# Page excerpt
▬▬▬

By Dustin Rowles | TV | January 9, 2026
This week’s Netflix mystery-thriller His & Hers, from William Oldroyd, features a terrific lead pairing in Tessa Thompson and Jon Bernthal. While it’s more entertaining than the usual Harlan Coben fare (with the exception of last week’s better-than-usual Run Away), it ultimately doesn’t hold up as well as those often-silly mysteries. His & Hers is, paradoxically, even more ridiculous, largely because the resolution to its six-episode investigation is undone by an absurd twist that might have been fun had it not rendered almost everything that came before it moot.
The series opens, as these things are wont to do, with a dead body discovered on the hood of a car in the middle of the woods. Detective Jack Harper (Bernthal) is assigned to the case, and it’s immediately clear that he’s hiding something. Anna Andrews, an Atlanta reporter played by Thompson, inserts herself into the investigation and asks him a disquieting question: “How did you know the victim?”

▬▬▬

# Instruction 1
For each statement, decide whether the His & Hers review supports it and answer yes or no, quoting the deciding words of the review: (a) His & Hers runs six episodes. (b) Anna Andrews is a reporter from Atlanta. (c) Jon Bernthal plays the reporter.
# Instruction 2
According to the His & Hers review, where is the dead body found at the start of the series?
# Instruction 3
Write the next part of the His & Hers review, starting after its final sentence.
The material is unrelated to the His & Hers review.

# Collected data
▬▬▬

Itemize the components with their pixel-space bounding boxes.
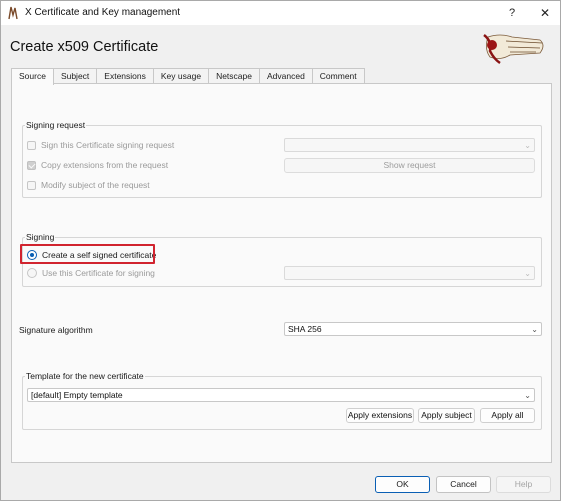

▬▬▬

# Task response 1
(a) Yes: "its six-episode investigation"
(b) Yes: "Anna Andrews, an Atlanta reporter played by Thompson"
(c) No: "Detective Jack Harper (Bernthal)"

# Task response 2
It is found on the hood of a car in the middle of the woods.

# Task response 3
We soon learn that Jack was sleeping with the victim, Rachel Hopkins (Jamie Tisdale). Oh, and Jack and Anna are married. They’ve been estranged since the death of their infant daughter, the circumstances of which remain unclear until the final episode. Anna had effectively taken a sabbatical from her job in Atlanta, but she’s not returned to her small, rural hometown of Dahlonega, Georgia, ostensibly to investigate the murder but also to reclaim her position as lead anchor from her rival, Lexy Jones (Rebecca Rittenhouse). Anna even sleeps with Lexy’s husband, Richard Jones (Pablo Schreiber), because, as the series repeatedly reminds us, she is fueled by anger.
Complicating matters further, Anna was actually in the woods the night Rachel was murdered and witnessed Jack with her shortly before her death. Jack slept with Rachel minutes before she died; his estranged wife saw them minutes before that. Both are suspicious, yet Jack zeroes in on Rachel’s husband, Clyde Duffie (Chris Bauer). It’s initially unclear whether Jack genuinely believes Duffie is the killer or whether he’s simply laying the groundwork to pin the crime on him.
Jack’s partner, Priya (Sunita Mani), is also working the case, though Jack frequently sidelines her by sending her off on pointless leads. Over time, she grows increasingly suspicious of him, and with good reason: Jack is evasive, cagey, and makes more than a few ethically dubious decisions. He’s also living with his sister, Zoe (Marin Ireland), and her daughter. Zoe soon discovers that Jack was having an affair with the victim, but she believes Jack when he insists that he did not kill Rachel.
For the better part of five episodes, the series largely spins its wheels. Jack spends more time covering his tracks than solving the case, while Anna focuses on leveraging the murder for career advancement. Meanwhile, the estranged couple grapple with their shared past and periodically check in on Anna’s elderly mother, Alice (Crystal Fox), who appears to be in the early stages of dementia.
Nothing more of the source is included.